Your task: What follows is a set of records; repeat all of them exactly.

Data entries

────────────────

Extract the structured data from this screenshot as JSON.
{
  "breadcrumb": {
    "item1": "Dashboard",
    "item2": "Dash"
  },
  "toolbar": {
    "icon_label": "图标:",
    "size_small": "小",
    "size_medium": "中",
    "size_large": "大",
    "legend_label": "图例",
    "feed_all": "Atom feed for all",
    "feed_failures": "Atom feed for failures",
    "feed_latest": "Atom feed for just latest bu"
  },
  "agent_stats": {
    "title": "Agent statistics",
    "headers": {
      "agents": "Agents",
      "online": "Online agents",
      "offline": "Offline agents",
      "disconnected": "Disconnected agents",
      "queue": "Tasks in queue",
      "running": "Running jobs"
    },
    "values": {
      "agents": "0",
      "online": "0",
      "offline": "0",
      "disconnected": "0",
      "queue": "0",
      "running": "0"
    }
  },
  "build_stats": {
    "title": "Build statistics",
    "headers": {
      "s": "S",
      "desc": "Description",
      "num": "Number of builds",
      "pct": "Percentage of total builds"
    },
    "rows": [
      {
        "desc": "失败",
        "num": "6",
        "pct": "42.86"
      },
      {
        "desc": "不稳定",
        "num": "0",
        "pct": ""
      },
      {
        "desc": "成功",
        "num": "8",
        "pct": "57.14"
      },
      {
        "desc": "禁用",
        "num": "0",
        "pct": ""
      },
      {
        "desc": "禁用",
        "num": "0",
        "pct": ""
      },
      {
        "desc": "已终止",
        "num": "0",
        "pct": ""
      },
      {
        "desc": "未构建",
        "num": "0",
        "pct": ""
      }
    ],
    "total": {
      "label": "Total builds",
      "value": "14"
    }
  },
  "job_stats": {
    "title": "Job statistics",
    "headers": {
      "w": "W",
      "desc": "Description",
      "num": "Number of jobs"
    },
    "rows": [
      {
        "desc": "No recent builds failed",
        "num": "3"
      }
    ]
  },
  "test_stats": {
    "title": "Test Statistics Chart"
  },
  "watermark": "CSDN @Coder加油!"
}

────────────────

Answer to this exercise:
Extract the structured data from this screenshot as JSON.
{
  "breadcrumb": {
    "item1": "Dashboard",
    "item2": "Dash"
  },
  "toolbar": {
    "icon_label": "图标:",
    "size_small": "小",
    "size_medium": "中",
    "size_large": "大",
    "legend_label": "图例",
    "feed_all": "Atom feed for all",
    "feed_failures": "Atom feed for failures",
    "feed_latest": "Atom feed for just latest bu"
  },
  "agent_stats": {
    "title": "Agent statistics",
    "headers": {
      "agents": "Agents",
      "online": "Online agents",
      "offline": "Offline agents",
      "disconnected": "Disconnected agents",
      "queue": "Tasks in queue",
      "running": "Running jobs"
    },
    "values": {
      "agents": "0",
      "online": "0",
      "offline": "0",
      "disconnected": "0",
      "queue": "0",
      "running": "0"
    }
  },
  "build_stats": {
    "title": "Build statistics",
    "headers": {
      "s": "S",
      "desc": "Description",
      "num": "Number of builds",
      "pct": "Percentage of total builds"
    },
    "rows": [
      {
        "desc": "失败",
        "num": "6",
        "pct": "42.86"
      },
      {
        "desc": "不稳定",
        "num": "0",
        "pct": ""
      },
      {
        "desc": "成功",
        "num": "8",
        "pct": "57.14"
      },
      {
        "desc": "禁用",
        "num": "0",
        "pct": ""
      },
      {
        "desc": "禁用",
        "num": "0",
        "pct": ""
      },
      {
        "desc": "已终止",
        "num": "0",
        "pct": ""
      },
      {
        "desc": "未构建",
        "num": "0",
        "pct": ""
      }
    ],
    "total": {
      "label": "Total builds",
      "value": "14"
    }
  },
  "job_stats": {
    "title": "Job statistics",
    "headers": {
      "w": "W",
      "desc": "Description",
      "num": "Number of jobs"
    },
    "rows": [
      {
        "desc": "No recent builds failed",
        "num": "3"
      }
    ]
  },
  "test_stats": {
    "title": "Test Statistics Chart"
  },
  "watermark": "CSDN @Coder加油!"
}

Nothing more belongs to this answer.